Omit all pictures, then retype exactly the lines from the one that contains "Give me the" through the end of the listing.

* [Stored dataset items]

START

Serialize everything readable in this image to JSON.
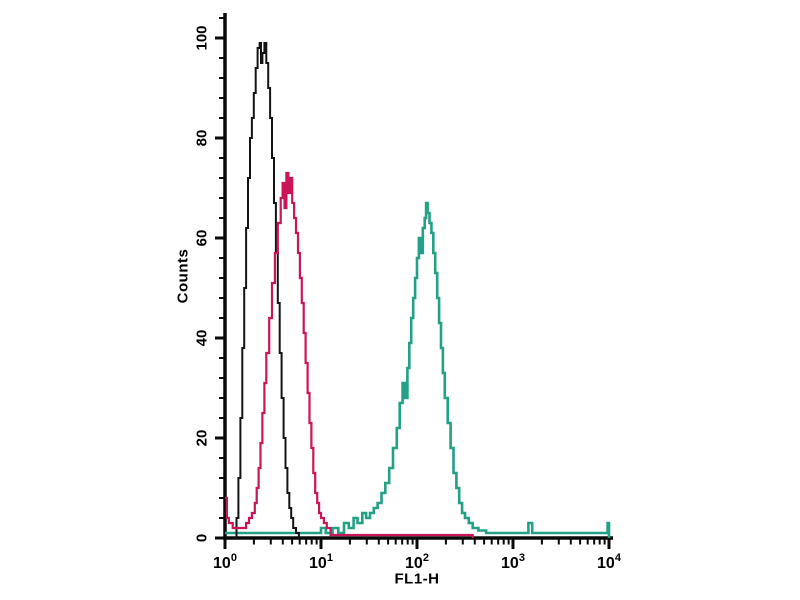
{
  "figure": {
    "background": "#ffffff",
    "axis_color": "#0a0a0a",
    "text_color": "#000000"
  },
  "chart_data": {
    "type": "line",
    "subtype": "flow-cytometry-overlay-histogram",
    "title": "",
    "xlabel": "FL1-H",
    "ylabel": "Counts",
    "x_scale": "log10",
    "x_range_exponents": [
      0,
      4
    ],
    "ylim": [
      0,
      104.8
    ],
    "grid": false,
    "legend": "none",
    "y_major_ticks": [
      0,
      20,
      40,
      60,
      80,
      100
    ],
    "y_minor_step": 4,
    "x_major_exponents": [
      0,
      1,
      2,
      3,
      4
    ],
    "x_major_tick_base": "10",
    "x_minor_multipliers": [
      2,
      3,
      4,
      5,
      6,
      7,
      8,
      9
    ],
    "series": [
      {
        "name": "teal-curve",
        "color": "#23a085",
        "stroke_width": 2.6,
        "peak": {
          "x": 126,
          "counts": 67
        },
        "points_log10x_counts": [
          [
            0.0,
            1
          ],
          [
            0.5,
            1
          ],
          [
            0.85,
            1
          ],
          [
            1.0,
            2
          ],
          [
            1.05,
            1
          ],
          [
            1.12,
            2
          ],
          [
            1.18,
            1
          ],
          [
            1.24,
            3
          ],
          [
            1.29,
            2
          ],
          [
            1.34,
            4
          ],
          [
            1.38,
            3
          ],
          [
            1.43,
            5
          ],
          [
            1.47,
            4
          ],
          [
            1.51,
            5
          ],
          [
            1.55,
            6
          ],
          [
            1.59,
            7
          ],
          [
            1.63,
            9
          ],
          [
            1.67,
            11
          ],
          [
            1.71,
            14
          ],
          [
            1.75,
            18
          ],
          [
            1.79,
            22
          ],
          [
            1.82,
            27
          ],
          [
            1.85,
            31
          ],
          [
            1.875,
            28
          ],
          [
            1.9,
            34
          ],
          [
            1.92,
            39
          ],
          [
            1.94,
            44
          ],
          [
            1.96,
            48
          ],
          [
            1.98,
            52
          ],
          [
            2.0,
            56
          ],
          [
            2.02,
            60
          ],
          [
            2.04,
            57
          ],
          [
            2.06,
            62
          ],
          [
            2.08,
            64
          ],
          [
            2.095,
            67
          ],
          [
            2.11,
            65
          ],
          [
            2.13,
            63
          ],
          [
            2.15,
            61
          ],
          [
            2.17,
            57
          ],
          [
            2.19,
            53
          ],
          [
            2.21,
            48
          ],
          [
            2.23,
            43
          ],
          [
            2.25,
            38
          ],
          [
            2.27,
            33
          ],
          [
            2.29,
            28
          ],
          [
            2.32,
            23
          ],
          [
            2.35,
            18
          ],
          [
            2.38,
            13
          ],
          [
            2.41,
            10
          ],
          [
            2.44,
            7
          ],
          [
            2.47,
            5
          ],
          [
            2.5,
            4
          ],
          [
            2.54,
            3
          ],
          [
            2.58,
            2
          ],
          [
            2.64,
            1.5
          ],
          [
            2.72,
            1
          ],
          [
            2.9,
            1
          ],
          [
            3.1,
            1
          ],
          [
            3.16,
            3
          ],
          [
            3.2,
            1
          ],
          [
            3.5,
            1
          ],
          [
            3.8,
            1
          ],
          [
            3.96,
            1
          ],
          [
            3.985,
            3
          ],
          [
            4.0,
            0
          ]
        ]
      },
      {
        "name": "black-curve",
        "color": "#141414",
        "stroke_width": 2.0,
        "peak": {
          "x": 2.3,
          "counts": 99
        },
        "points_log10x_counts": [
          [
            0.1,
            0
          ],
          [
            0.12,
            4
          ],
          [
            0.14,
            12
          ],
          [
            0.16,
            24
          ],
          [
            0.18,
            38
          ],
          [
            0.2,
            50
          ],
          [
            0.22,
            62
          ],
          [
            0.24,
            72
          ],
          [
            0.26,
            80
          ],
          [
            0.28,
            84
          ],
          [
            0.3,
            89
          ],
          [
            0.32,
            94
          ],
          [
            0.34,
            98
          ],
          [
            0.36,
            99
          ],
          [
            0.375,
            95
          ],
          [
            0.39,
            97
          ],
          [
            0.41,
            99
          ],
          [
            0.43,
            95
          ],
          [
            0.45,
            90
          ],
          [
            0.47,
            84
          ],
          [
            0.49,
            76
          ],
          [
            0.51,
            67
          ],
          [
            0.53,
            57
          ],
          [
            0.55,
            47
          ],
          [
            0.57,
            37
          ],
          [
            0.59,
            28
          ],
          [
            0.61,
            20
          ],
          [
            0.63,
            14
          ],
          [
            0.65,
            9
          ],
          [
            0.67,
            6
          ],
          [
            0.69,
            4
          ],
          [
            0.71,
            2
          ],
          [
            0.74,
            1
          ],
          [
            0.77,
            0
          ]
        ]
      },
      {
        "name": "magenta-curve",
        "color": "#cc1459",
        "stroke_width": 2.2,
        "peak": {
          "x": 4.5,
          "counts": 73
        },
        "points_log10x_counts": [
          [
            0.0,
            8
          ],
          [
            0.02,
            4
          ],
          [
            0.04,
            3
          ],
          [
            0.08,
            2
          ],
          [
            0.13,
            2
          ],
          [
            0.18,
            2
          ],
          [
            0.22,
            3
          ],
          [
            0.25,
            4
          ],
          [
            0.28,
            5
          ],
          [
            0.31,
            7
          ],
          [
            0.33,
            10
          ],
          [
            0.35,
            14
          ],
          [
            0.37,
            19
          ],
          [
            0.39,
            25
          ],
          [
            0.41,
            31
          ],
          [
            0.43,
            37
          ],
          [
            0.46,
            44
          ],
          [
            0.49,
            51
          ],
          [
            0.52,
            57
          ],
          [
            0.55,
            63
          ],
          [
            0.58,
            68
          ],
          [
            0.6,
            71
          ],
          [
            0.62,
            66
          ],
          [
            0.64,
            73
          ],
          [
            0.66,
            69
          ],
          [
            0.68,
            72
          ],
          [
            0.7,
            67
          ],
          [
            0.72,
            64
          ],
          [
            0.74,
            61
          ],
          [
            0.76,
            57
          ],
          [
            0.78,
            52
          ],
          [
            0.8,
            47
          ],
          [
            0.82,
            41
          ],
          [
            0.84,
            35
          ],
          [
            0.86,
            29
          ],
          [
            0.88,
            23
          ],
          [
            0.9,
            18
          ],
          [
            0.92,
            13
          ],
          [
            0.94,
            9
          ],
          [
            0.96,
            7
          ],
          [
            0.98,
            5
          ],
          [
            1.0,
            4
          ],
          [
            1.03,
            3
          ],
          [
            1.06,
            2
          ],
          [
            1.1,
            0.6
          ],
          [
            1.6,
            0.6
          ],
          [
            2.1,
            0.6
          ],
          [
            2.54,
            0.6
          ],
          [
            2.58,
            0
          ]
        ]
      }
    ]
  }
}
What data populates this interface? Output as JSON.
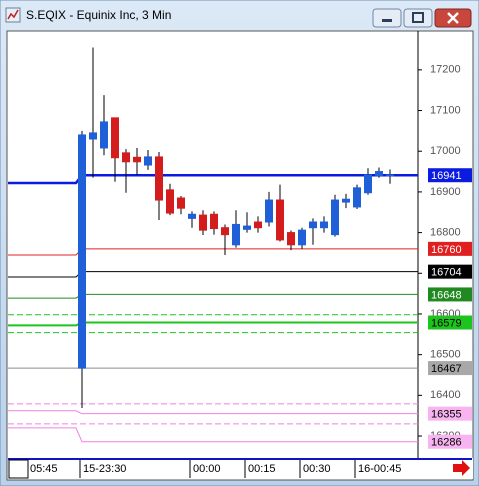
{
  "window": {
    "title": "S.EQIX - Equinix Inc, 3 Min"
  },
  "chart_data": {
    "type": "candlestick",
    "x_start_label": "05:45",
    "categories": [
      "15-23:30",
      null,
      null,
      null,
      null,
      null,
      null,
      null,
      null,
      null,
      "00:00",
      null,
      null,
      null,
      null,
      "00:15",
      null,
      null,
      null,
      null,
      "00:30",
      null,
      null,
      null,
      null,
      "16-00:45",
      null,
      null,
      null
    ],
    "open": [
      16467,
      17030,
      17008,
      17082,
      16996,
      16985,
      16966,
      16986,
      16905,
      16885,
      16835,
      16843,
      16845,
      16812,
      16770,
      16808,
      16826,
      16826,
      16880,
      16800,
      16770,
      16812,
      16812,
      16795,
      16875,
      16863,
      16898,
      16940,
      16941
    ],
    "high": [
      17050,
      17255,
      17138,
      17082,
      17005,
      17008,
      17003,
      16998,
      16920,
      16890,
      16852,
      16855,
      16852,
      16820,
      16855,
      16850,
      16840,
      16900,
      16918,
      16805,
      16812,
      16835,
      16840,
      16893,
      16895,
      16918,
      16958,
      16960,
      16955
    ],
    "low": [
      16369,
      16935,
      16990,
      16925,
      16898,
      16942,
      16954,
      16831,
      16843,
      16845,
      16812,
      16794,
      16795,
      16745,
      16763,
      16800,
      16800,
      16815,
      16778,
      16757,
      16760,
      16770,
      16800,
      16790,
      16860,
      16858,
      16893,
      16935,
      16920
    ],
    "close": [
      17040,
      17045,
      17072,
      16984,
      16974,
      16974,
      16986,
      16880,
      16848,
      16860,
      16845,
      16806,
      16810,
      16795,
      16820,
      16816,
      16812,
      16880,
      16782,
      16770,
      16806,
      16826,
      16826,
      16880,
      16882,
      16910,
      16942,
      16950,
      16942
    ],
    "up_color": "#1f5fd8",
    "down_color": "#d41c1c",
    "ylim": [
      16246,
      17293
    ],
    "yticks": [
      16300,
      16400,
      16500,
      16600,
      16700,
      16800,
      16900,
      17000,
      17100,
      17200
    ],
    "levels": [
      {
        "value": 16941,
        "prior": 16922,
        "color": "#0b1be0",
        "label_bg": "#0b1be0",
        "text_color": "#ffffff"
      },
      {
        "value": 16760,
        "prior": 16745,
        "color": "#e02020",
        "label_bg": "#e02020",
        "text_color": "#ffffff"
      },
      {
        "value": 16704,
        "prior": 16691,
        "color": "#000000",
        "label_bg": "#000000",
        "text_color": "#ffffff"
      },
      {
        "value": 16648,
        "prior": 16639,
        "color": "#208a20",
        "label_bg": "#208a20",
        "text_color": "#ffffff"
      },
      {
        "value": 16579,
        "prior": 16572,
        "color": "#1ec41e",
        "label_bg": "#1ec41e",
        "text_color": "#000000"
      },
      {
        "value": 16467,
        "prior": 16467,
        "color": "#8a8a8a",
        "label_bg": "#a8a8a8",
        "text_color": "#000000"
      },
      {
        "value": 16355,
        "prior": 16362,
        "color": "#f080e8",
        "label_bg": "#f7b4f0",
        "text_color": "#000000"
      },
      {
        "value": 16286,
        "prior": 16320,
        "color": "#f080e8",
        "label_bg": "#f7b4f0",
        "text_color": "#000000"
      }
    ],
    "dashed_levels": [
      {
        "value": 16598,
        "color": "#1ec41e"
      },
      {
        "value": 16554,
        "color": "#1ec41e"
      },
      {
        "value": 16379,
        "color": "#f080e8"
      },
      {
        "value": 16330,
        "color": "#f080e8"
      }
    ]
  }
}
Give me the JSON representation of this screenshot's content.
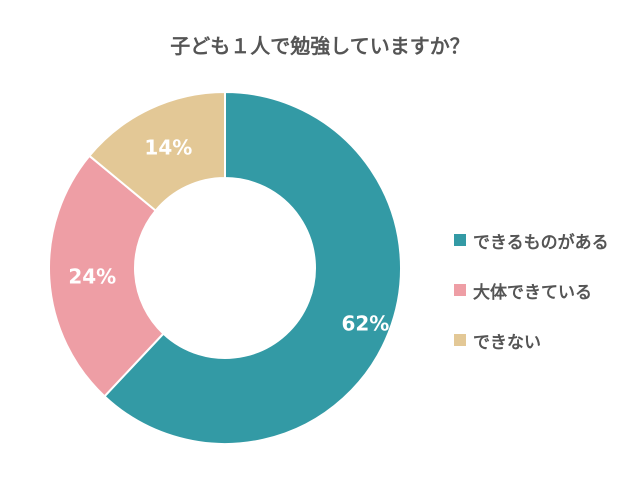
{
  "chart_data": {
    "type": "pie",
    "subtype": "donut",
    "title": "子ども１人で勉強していますか？",
    "categories": [
      "できるものがある",
      "大体できている",
      "できない"
    ],
    "values": [
      62,
      24,
      14
    ],
    "value_labels": [
      "62%",
      "24%",
      "14%"
    ],
    "colors": [
      "#339aa5",
      "#ee9ea5",
      "#e3c896"
    ],
    "legend_position": "right",
    "start_angle": "12 o'clock, clockwise"
  }
}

END

* [Solution to this exercise]
Give me the JSON representation of this screenshot's content.
{
  "chart_data": {
    "type": "pie",
    "subtype": "donut",
    "title": "子ども１人で勉強していますか？",
    "categories": [
      "できるものがある",
      "大体できている",
      "できない"
    ],
    "values": [
      62,
      24,
      14
    ],
    "value_labels": [
      "62%",
      "24%",
      "14%"
    ],
    "colors": [
      "#339aa5",
      "#ee9ea5",
      "#e3c896"
    ],
    "legend_position": "right",
    "start_angle": "12 o'clock, clockwise"
  }
}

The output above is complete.